--- begin ---

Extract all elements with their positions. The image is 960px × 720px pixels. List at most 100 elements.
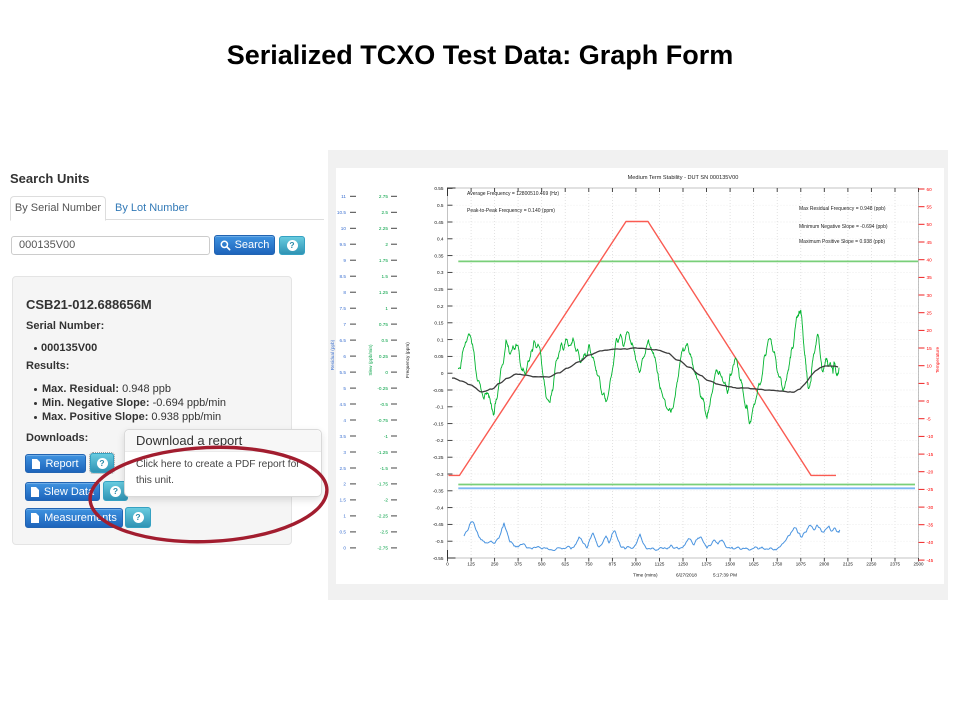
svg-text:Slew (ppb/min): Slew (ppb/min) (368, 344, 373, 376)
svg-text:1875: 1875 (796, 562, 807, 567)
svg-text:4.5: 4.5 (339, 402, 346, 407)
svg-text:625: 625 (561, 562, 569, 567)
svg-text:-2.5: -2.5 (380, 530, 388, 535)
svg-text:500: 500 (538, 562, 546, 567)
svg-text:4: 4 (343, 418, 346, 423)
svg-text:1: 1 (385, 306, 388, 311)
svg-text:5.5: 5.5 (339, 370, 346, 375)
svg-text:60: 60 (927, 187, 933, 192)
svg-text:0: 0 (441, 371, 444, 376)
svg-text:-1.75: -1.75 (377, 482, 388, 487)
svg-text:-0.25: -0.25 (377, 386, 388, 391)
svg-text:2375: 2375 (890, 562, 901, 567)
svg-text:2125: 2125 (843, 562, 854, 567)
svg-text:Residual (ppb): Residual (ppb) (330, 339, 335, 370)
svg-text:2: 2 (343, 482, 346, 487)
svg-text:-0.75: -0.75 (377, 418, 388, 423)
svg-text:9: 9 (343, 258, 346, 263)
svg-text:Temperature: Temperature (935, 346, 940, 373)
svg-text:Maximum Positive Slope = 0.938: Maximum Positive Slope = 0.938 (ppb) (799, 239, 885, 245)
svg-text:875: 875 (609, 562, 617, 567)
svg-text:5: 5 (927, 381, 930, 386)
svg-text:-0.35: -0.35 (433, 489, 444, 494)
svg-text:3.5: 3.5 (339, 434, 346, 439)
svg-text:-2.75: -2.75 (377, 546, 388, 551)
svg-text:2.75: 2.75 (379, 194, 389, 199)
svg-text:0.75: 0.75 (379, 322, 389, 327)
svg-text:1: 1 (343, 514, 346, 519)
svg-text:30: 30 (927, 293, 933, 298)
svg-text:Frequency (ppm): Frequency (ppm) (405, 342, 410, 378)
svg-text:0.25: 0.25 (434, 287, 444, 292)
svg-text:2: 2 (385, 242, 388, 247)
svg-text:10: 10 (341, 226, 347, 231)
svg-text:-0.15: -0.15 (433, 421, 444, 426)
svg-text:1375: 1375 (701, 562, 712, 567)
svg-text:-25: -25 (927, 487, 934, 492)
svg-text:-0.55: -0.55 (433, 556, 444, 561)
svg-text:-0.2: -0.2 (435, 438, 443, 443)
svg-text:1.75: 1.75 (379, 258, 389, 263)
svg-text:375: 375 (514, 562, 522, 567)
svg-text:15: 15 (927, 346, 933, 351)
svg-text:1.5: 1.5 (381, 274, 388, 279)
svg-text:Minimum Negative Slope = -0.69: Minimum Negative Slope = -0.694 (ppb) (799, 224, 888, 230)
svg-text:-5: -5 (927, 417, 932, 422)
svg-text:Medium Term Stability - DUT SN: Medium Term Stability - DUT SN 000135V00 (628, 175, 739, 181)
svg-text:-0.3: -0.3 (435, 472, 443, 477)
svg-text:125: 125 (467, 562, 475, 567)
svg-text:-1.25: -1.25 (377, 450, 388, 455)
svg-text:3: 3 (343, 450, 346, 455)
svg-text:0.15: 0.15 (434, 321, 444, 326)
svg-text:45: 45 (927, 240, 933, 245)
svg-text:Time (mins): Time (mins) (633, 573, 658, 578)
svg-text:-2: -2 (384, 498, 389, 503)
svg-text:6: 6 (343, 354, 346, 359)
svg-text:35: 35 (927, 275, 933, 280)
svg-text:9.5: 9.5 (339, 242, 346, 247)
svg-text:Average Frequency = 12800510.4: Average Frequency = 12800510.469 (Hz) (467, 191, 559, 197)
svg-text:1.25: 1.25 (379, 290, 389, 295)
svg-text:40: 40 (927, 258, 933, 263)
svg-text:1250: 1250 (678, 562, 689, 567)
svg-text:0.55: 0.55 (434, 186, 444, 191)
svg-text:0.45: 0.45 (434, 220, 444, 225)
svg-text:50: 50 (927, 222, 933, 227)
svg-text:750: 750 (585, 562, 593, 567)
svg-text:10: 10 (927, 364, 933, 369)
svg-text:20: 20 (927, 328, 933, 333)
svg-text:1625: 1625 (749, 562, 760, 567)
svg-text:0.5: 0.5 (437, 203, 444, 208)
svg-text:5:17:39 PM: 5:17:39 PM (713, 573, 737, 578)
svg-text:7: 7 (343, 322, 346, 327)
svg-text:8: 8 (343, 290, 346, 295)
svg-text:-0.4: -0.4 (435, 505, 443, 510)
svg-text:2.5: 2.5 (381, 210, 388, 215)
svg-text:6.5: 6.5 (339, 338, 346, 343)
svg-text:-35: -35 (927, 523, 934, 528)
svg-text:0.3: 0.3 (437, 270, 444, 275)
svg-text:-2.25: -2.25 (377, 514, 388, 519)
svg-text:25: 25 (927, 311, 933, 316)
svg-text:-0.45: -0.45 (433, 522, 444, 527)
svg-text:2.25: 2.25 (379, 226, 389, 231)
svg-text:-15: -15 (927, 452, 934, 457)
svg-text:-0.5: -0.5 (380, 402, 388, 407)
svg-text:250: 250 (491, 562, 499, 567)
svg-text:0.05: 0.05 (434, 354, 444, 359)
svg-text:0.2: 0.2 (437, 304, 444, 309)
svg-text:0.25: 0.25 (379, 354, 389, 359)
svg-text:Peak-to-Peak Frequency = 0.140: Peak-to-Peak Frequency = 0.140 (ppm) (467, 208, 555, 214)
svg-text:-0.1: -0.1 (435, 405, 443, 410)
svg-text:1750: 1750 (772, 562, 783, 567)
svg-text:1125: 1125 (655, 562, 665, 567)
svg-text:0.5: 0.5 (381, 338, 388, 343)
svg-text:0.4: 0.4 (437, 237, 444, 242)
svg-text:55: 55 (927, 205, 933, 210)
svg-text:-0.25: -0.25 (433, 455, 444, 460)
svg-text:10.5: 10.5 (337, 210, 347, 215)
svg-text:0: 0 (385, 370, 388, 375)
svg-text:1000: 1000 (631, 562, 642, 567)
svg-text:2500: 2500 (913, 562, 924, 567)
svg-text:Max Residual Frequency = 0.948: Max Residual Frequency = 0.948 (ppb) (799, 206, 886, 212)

--- end ---

Directions
Retype the lines of the listing verbatim, starting at the line that contains "svg-text:Slew (ppb/min): Slew" and ending at the line that contains "svg-text:2: 2 (343, 482, 346, 487)", with both of those lines included.

Completed exercise
svg-text:Slew (ppb/min): Slew (ppb/min) (368, 344, 373, 376)
svg-text:1875: 1875 (796, 562, 807, 567)
svg-text:4.5: 4.5 (339, 402, 346, 407)
svg-text:625: 625 (561, 562, 569, 567)
svg-text:-2.5: -2.5 (380, 530, 388, 535)
svg-text:500: 500 (538, 562, 546, 567)
svg-text:4: 4 (343, 418, 346, 423)
svg-text:1: 1 (385, 306, 388, 311)
svg-text:5.5: 5.5 (339, 370, 346, 375)
svg-text:60: 60 (927, 187, 933, 192)
svg-text:0: 0 (441, 371, 444, 376)
svg-text:-1.75: -1.75 (377, 482, 388, 487)
svg-text:-0.25: -0.25 (377, 386, 388, 391)
svg-text:2375: 2375 (890, 562, 901, 567)
svg-text:2125: 2125 (843, 562, 854, 567)
svg-text:Residual (ppb): Residual (ppb) (330, 339, 335, 370)
svg-text:2: 2 (343, 482, 346, 487)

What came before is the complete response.